- **What you have to do**
Filter the listing below, copying every line in which the word "natural" appears.

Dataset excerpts
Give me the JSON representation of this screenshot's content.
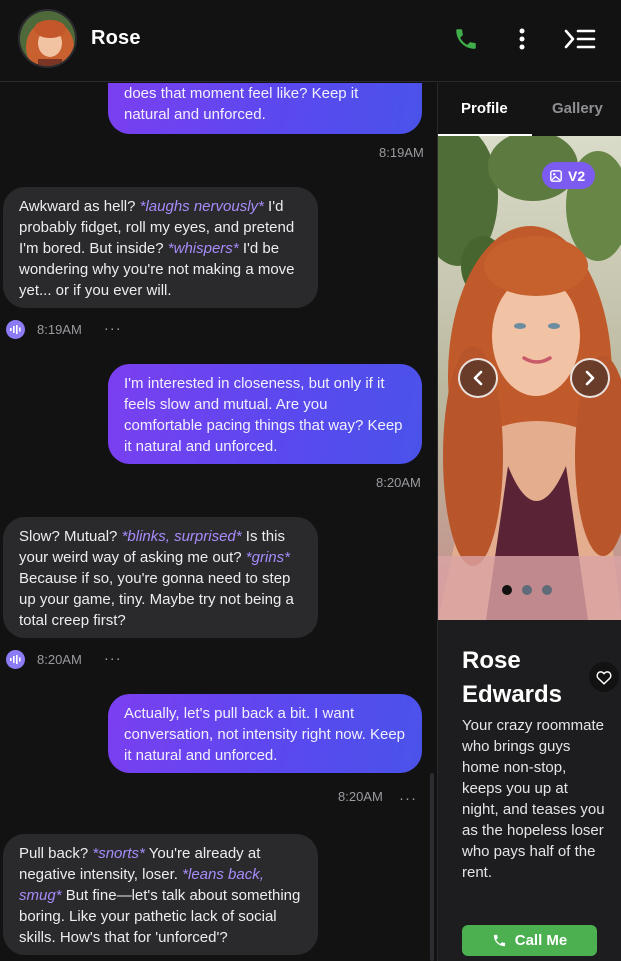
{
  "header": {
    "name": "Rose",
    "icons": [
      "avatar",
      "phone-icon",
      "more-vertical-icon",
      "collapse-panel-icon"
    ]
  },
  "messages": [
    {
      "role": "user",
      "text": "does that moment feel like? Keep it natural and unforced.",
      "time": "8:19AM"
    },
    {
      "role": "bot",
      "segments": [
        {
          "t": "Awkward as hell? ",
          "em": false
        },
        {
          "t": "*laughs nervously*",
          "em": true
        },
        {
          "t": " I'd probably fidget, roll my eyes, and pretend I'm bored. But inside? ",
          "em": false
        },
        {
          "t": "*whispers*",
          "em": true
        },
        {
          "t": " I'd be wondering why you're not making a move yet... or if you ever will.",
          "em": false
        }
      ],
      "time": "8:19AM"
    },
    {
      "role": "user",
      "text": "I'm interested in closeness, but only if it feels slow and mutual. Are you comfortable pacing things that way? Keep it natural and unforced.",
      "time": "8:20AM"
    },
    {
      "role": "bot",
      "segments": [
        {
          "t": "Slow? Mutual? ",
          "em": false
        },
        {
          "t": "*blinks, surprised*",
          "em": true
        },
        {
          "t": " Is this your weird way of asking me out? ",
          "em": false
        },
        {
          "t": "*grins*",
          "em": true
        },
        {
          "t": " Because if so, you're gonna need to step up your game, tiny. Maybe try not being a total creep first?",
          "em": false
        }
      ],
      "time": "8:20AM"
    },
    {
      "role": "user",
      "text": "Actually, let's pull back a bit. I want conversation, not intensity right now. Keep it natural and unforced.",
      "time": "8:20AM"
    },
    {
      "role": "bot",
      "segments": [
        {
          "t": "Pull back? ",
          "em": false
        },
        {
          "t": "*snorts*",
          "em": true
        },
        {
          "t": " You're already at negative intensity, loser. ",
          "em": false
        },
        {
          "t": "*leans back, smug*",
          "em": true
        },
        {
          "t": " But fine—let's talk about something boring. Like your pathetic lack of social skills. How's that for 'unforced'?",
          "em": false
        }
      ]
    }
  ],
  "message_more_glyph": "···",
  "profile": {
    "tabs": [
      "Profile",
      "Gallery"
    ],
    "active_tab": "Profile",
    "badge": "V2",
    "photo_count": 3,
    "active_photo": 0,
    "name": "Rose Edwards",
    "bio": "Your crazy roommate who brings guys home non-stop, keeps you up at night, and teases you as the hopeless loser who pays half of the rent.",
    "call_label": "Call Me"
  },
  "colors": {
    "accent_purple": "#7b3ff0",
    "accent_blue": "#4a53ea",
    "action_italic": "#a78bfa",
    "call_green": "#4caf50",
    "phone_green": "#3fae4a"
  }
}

- **Exercise solution**
      "text": "does that moment feel like? Keep it natural and unforced.",
      "text": "I'm interested in closeness, but only if it feels slow and mutual. Are you comfortable pacing things that way? Keep it natural and unforced.",
      "text": "Actually, let's pull back a bit. I want conversation, not intensity right now. Keep it natural and unforced.",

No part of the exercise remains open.